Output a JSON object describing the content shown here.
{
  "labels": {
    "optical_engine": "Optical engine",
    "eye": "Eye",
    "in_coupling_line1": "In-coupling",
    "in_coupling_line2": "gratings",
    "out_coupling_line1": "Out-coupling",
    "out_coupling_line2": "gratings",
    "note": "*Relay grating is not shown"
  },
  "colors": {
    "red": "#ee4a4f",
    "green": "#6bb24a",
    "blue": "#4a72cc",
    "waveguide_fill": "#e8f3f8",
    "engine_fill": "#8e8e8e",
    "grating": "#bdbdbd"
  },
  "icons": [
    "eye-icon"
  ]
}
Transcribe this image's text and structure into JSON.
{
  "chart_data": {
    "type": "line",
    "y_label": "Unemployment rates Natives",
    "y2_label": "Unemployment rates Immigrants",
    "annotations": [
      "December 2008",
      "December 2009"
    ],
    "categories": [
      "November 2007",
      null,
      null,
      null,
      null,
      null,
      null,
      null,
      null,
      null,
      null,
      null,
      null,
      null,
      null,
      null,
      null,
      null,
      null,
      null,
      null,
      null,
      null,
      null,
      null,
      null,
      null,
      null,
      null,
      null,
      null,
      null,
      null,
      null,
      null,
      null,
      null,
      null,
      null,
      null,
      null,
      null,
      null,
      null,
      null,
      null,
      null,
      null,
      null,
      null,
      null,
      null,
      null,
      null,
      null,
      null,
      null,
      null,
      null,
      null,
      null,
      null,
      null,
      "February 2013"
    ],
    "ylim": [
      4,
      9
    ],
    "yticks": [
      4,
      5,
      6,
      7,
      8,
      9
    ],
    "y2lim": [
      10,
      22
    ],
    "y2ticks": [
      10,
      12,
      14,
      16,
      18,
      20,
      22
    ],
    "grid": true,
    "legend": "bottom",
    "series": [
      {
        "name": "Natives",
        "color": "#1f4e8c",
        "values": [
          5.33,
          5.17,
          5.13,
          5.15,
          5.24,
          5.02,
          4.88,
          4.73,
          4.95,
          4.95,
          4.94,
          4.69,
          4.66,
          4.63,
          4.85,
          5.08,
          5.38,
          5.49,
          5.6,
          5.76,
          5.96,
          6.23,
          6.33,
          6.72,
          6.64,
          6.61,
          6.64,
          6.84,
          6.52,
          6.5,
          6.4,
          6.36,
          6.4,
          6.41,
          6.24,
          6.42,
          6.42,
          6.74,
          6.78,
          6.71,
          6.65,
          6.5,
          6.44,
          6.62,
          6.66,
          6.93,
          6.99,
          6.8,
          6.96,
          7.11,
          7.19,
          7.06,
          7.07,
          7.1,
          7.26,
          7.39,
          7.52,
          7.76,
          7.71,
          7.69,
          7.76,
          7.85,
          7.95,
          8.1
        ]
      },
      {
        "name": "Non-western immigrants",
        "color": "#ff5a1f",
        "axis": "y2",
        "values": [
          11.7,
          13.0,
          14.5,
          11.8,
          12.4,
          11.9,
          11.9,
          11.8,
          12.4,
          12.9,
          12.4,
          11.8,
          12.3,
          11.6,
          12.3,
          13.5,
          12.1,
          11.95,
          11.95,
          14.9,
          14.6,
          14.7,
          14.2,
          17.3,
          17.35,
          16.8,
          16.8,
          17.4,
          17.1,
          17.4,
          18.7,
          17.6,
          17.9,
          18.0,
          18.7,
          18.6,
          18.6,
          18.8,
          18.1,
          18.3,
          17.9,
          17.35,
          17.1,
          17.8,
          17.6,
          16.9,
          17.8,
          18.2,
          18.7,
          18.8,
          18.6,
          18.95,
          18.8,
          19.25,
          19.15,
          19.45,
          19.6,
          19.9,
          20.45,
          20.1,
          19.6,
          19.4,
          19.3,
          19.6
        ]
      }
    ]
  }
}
————————
● **What is asked**: Your task is to repeat every line exactly.

● **Answer to the task**:
Output a JSON object describing the content shown here.
{
  "labels": {
    "optical_engine": "Optical engine",
    "eye": "Eye",
    "in_coupling_line1": "In-coupling",
    "in_coupling_line2": "gratings",
    "out_coupling_line1": "Out-coupling",
    "out_coupling_line2": "gratings",
    "note": "*Relay grating is not shown"
  },
  "colors": {
    "red": "#ee4a4f",
    "green": "#6bb24a",
    "blue": "#4a72cc",
    "waveguide_fill": "#e8f3f8",
    "engine_fill": "#8e8e8e",
    "grating": "#bdbdbd"
  },
  "icons": [
    "eye-icon"
  ]
}
Transcribe this image's text and structure into JSON.
{
  "chart_data": {
    "type": "line",
    "y_label": "Unemployment rates Natives",
    "y2_label": "Unemployment rates Immigrants",
    "annotations": [
      "December 2008",
      "December 2009"
    ],
    "categories": [
      "November 2007",
      null,
      null,
      null,
      null,
      null,
      null,
      null,
      null,
      null,
      null,
      null,
      null,
      null,
      null,
      null,
      null,
      null,
      null,
      null,
      null,
      null,
      null,
      null,
      null,
      null,
      null,
      null,
      null,
      null,
      null,
      null,
      null,
      null,
      null,
      null,
      null,
      null,
      null,
      null,
      null,
      null,
      null,
      null,
      null,
      null,
      null,
      null,
      null,
      null,
      null,
      null,
      null,
      null,
      null,
      null,
      null,
      null,
      null,
      null,
      null,
      null,
      null,
      "February 2013"
    ],
    "ylim": [
      4,
      9
    ],
    "yticks": [
      4,
      5,
      6,
      7,
      8,
      9
    ],
    "y2lim": [
      10,
      22
    ],
    "y2ticks": [
      10,
      12,
      14,
      16,
      18,
      20,
      22
    ],
    "grid": true,
    "legend": "bottom",
    "series": [
      {
        "name": "Natives",
        "color": "#1f4e8c",
        "values": [
          5.33,
          5.17,
          5.13,
          5.15,
          5.24,
          5.02,
          4.88,
          4.73,
          4.95,
          4.95,
          4.94,
          4.69,
          4.66,
          4.63,
          4.85,
          5.08,
          5.38,
          5.49,
          5.6,
          5.76,
          5.96,
          6.23,
          6.33,
          6.72,
          6.64,
          6.61,
          6.64,
          6.84,
          6.52,
          6.5,
          6.4,
          6.36,
          6.4,
          6.41,
          6.24,
          6.42,
          6.42,
          6.74,
          6.78,
          6.71,
          6.65,
          6.5,
          6.44,
          6.62,
          6.66,
          6.93,
          6.99,
          6.8,
          6.96,
          7.11,
          7.19,
          7.06,
          7.07,
          7.1,
          7.26,
          7.39,
          7.52,
          7.76,
          7.71,
          7.69,
          7.76,
          7.85,
          7.95,
          8.1
        ]
      },
      {
        "name": "Non-western immigrants",
        "color": "#ff5a1f",
        "axis": "y2",
        "values": [
          11.7,
          13.0,
          14.5,
          11.8,
          12.4,
          11.9,
          11.9,
          11.8,
          12.4,
          12.9,
          12.4,
          11.8,
          12.3,
          11.6,
          12.3,
          13.5,
          12.1,
          11.95,
          11.95,
          14.9,
          14.6,
          14.7,
          14.2,
          17.3,
          17.35,
          16.8,
          16.8,
          17.4,
          17.1,
          17.4,
          18.7,
          17.6,
          17.9,
          18.0,
          18.7,
          18.6,
          18.6,
          18.8,
          18.1,
          18.3,
          17.9,
          17.35,
          17.1,
          17.8,
          17.6,
          16.9,
          17.8,
          18.2,
          18.7,
          18.8,
          18.6,
          18.95,
          18.8,
          19.25,
          19.15,
          19.45,
          19.6,
          19.9,
          20.45,
          20.1,
          19.6,
          19.4,
          19.3,
          19.6
        ]
      }
    ]
  }
}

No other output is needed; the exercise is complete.